● **The problem**
Count how many lines of the material contain the string "Volk", then give that number and nothing more.

>> START

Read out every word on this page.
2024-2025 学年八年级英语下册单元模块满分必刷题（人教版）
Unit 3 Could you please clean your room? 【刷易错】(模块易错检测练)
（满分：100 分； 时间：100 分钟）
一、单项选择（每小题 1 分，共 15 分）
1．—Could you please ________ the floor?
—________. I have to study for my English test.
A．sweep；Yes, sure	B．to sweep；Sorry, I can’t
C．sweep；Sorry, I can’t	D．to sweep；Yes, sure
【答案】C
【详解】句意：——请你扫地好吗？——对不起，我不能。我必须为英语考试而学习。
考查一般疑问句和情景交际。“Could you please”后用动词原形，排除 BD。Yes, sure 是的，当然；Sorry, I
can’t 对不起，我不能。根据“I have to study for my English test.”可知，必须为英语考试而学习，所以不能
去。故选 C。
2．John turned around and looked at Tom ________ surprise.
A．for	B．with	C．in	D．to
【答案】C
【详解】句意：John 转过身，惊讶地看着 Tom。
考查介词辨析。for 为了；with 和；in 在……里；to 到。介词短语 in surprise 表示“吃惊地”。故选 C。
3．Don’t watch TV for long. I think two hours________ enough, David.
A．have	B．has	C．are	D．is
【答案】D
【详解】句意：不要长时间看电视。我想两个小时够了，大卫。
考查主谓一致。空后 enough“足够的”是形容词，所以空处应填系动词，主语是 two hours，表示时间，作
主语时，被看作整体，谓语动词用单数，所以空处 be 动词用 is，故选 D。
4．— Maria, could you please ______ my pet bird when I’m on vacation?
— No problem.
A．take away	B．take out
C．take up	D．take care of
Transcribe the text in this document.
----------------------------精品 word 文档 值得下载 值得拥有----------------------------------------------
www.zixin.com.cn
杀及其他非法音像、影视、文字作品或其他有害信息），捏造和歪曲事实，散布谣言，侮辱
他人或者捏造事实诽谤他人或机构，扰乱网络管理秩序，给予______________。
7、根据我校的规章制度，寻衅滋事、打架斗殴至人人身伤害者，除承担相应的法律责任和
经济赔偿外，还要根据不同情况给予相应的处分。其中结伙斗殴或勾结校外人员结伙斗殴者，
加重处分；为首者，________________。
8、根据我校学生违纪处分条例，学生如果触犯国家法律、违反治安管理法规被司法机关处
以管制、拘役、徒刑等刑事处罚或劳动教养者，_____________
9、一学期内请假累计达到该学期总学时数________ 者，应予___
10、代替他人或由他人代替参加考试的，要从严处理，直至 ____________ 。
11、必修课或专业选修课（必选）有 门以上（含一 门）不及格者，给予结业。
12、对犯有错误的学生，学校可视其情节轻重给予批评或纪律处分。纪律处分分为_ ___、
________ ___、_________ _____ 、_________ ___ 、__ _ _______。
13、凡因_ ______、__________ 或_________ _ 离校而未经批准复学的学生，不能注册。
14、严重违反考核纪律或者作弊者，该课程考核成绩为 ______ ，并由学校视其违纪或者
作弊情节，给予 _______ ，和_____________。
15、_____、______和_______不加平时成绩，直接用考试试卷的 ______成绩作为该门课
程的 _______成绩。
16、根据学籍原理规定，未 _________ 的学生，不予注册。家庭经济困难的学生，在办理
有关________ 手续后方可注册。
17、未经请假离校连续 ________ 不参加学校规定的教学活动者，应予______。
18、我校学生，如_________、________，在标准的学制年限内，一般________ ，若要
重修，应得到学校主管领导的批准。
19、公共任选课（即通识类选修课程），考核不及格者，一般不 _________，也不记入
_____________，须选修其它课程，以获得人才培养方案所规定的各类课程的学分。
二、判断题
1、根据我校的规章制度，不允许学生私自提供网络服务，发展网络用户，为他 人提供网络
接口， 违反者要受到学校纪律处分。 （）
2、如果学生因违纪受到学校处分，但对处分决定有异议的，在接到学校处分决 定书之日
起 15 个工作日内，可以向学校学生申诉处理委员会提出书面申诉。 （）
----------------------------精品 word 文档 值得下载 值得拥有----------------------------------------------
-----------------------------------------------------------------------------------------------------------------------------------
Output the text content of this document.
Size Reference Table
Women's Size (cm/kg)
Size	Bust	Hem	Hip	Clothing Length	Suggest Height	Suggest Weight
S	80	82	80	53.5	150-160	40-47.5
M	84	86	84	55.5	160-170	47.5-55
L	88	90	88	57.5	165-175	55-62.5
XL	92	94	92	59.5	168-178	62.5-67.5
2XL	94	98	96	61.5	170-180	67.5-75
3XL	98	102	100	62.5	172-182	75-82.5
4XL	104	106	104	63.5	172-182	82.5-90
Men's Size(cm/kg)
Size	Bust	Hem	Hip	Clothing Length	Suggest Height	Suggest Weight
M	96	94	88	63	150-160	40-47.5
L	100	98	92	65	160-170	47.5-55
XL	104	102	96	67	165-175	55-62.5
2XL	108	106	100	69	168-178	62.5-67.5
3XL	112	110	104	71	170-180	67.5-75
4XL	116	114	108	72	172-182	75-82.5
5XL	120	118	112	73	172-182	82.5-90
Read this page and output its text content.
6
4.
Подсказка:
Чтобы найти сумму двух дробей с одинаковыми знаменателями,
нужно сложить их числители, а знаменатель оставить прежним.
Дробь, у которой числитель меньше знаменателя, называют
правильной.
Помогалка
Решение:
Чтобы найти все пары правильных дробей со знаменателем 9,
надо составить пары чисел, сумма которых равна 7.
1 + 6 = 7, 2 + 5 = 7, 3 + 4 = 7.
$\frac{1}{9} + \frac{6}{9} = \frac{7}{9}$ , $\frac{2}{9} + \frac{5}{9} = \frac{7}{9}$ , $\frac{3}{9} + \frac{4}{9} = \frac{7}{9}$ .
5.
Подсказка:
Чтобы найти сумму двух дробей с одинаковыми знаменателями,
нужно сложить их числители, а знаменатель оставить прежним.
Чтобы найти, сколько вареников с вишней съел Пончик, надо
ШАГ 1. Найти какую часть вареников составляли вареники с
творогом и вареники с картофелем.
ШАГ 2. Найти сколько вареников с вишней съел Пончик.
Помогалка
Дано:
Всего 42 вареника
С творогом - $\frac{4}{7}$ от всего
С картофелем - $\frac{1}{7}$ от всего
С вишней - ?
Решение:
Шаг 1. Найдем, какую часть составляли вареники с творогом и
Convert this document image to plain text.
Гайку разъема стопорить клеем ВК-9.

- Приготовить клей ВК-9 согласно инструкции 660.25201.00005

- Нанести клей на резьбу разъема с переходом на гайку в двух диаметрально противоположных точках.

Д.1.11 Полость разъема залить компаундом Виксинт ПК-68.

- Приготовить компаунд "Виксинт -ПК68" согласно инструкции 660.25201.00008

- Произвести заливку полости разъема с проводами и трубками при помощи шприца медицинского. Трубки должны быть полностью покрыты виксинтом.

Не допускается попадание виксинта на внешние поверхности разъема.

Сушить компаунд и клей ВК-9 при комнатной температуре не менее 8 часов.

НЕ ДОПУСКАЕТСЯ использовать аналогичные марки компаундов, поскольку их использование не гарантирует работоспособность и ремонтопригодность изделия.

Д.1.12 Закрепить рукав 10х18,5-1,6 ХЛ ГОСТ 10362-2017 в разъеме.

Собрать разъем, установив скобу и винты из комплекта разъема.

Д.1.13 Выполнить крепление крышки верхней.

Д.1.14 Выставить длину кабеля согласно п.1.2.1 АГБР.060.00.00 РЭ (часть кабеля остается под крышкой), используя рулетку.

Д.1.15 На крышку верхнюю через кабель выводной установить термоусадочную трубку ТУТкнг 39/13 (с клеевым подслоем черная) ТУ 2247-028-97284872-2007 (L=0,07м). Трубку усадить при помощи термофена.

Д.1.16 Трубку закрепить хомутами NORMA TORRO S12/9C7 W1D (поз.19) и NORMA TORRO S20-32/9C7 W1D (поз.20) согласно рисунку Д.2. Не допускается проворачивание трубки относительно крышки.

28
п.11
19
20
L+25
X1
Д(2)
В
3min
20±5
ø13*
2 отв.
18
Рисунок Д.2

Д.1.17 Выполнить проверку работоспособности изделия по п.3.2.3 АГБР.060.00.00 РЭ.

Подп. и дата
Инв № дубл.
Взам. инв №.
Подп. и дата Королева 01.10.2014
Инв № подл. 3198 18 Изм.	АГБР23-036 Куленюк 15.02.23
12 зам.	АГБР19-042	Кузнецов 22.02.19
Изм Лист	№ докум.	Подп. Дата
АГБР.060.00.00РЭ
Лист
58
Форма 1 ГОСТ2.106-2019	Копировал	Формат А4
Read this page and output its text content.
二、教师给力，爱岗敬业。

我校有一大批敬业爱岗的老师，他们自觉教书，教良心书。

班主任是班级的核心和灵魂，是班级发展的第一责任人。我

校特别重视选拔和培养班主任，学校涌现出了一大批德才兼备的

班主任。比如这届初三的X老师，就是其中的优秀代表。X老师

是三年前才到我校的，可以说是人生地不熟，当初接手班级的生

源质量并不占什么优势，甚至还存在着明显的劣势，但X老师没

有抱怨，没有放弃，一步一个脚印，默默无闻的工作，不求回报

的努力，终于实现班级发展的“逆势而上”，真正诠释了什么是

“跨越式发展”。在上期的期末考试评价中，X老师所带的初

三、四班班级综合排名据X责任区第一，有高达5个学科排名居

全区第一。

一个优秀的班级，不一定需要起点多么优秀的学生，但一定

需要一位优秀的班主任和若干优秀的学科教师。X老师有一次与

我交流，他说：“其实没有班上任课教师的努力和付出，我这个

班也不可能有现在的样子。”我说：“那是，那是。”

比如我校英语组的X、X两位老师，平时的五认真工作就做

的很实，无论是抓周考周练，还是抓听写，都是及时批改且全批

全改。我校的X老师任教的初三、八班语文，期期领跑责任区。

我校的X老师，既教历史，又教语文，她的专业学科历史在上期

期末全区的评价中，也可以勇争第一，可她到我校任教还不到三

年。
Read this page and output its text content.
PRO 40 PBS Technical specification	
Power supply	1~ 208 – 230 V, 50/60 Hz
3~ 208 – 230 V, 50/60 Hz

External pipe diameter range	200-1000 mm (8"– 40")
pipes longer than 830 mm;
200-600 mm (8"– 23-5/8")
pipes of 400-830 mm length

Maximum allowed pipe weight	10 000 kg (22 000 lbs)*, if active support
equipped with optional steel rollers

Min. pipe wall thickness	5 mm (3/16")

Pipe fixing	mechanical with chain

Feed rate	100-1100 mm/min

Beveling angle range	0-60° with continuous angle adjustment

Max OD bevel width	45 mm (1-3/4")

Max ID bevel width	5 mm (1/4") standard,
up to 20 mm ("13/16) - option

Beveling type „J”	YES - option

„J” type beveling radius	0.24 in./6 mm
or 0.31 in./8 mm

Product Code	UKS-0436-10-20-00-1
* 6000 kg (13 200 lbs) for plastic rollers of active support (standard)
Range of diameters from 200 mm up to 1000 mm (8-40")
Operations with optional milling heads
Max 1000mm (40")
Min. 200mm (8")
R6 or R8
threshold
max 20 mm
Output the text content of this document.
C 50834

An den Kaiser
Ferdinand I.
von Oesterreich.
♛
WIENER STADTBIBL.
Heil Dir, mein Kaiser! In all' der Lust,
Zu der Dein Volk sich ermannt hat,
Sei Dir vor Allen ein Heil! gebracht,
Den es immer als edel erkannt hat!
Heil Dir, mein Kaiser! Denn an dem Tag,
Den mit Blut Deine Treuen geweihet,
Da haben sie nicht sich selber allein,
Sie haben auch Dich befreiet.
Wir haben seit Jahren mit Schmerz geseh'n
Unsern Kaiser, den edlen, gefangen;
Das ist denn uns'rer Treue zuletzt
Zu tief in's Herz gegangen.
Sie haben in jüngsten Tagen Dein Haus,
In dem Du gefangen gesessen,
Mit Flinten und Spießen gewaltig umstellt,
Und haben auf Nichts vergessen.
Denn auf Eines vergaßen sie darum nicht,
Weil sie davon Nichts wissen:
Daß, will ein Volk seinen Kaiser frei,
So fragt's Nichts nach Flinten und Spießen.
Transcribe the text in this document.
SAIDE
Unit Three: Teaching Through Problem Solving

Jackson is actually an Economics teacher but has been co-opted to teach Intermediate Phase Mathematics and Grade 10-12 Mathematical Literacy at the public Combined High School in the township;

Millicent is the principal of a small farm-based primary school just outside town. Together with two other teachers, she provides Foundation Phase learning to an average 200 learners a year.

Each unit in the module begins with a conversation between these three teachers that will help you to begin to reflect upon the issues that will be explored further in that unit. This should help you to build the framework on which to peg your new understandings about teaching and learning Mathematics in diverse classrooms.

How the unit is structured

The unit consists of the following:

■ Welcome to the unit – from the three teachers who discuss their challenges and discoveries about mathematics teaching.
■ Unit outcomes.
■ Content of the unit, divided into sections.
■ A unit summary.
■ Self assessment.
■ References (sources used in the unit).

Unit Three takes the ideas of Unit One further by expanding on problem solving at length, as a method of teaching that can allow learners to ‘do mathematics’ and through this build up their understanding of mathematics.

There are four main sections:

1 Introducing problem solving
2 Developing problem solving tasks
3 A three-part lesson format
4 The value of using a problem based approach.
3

>> END

● **Full output**
2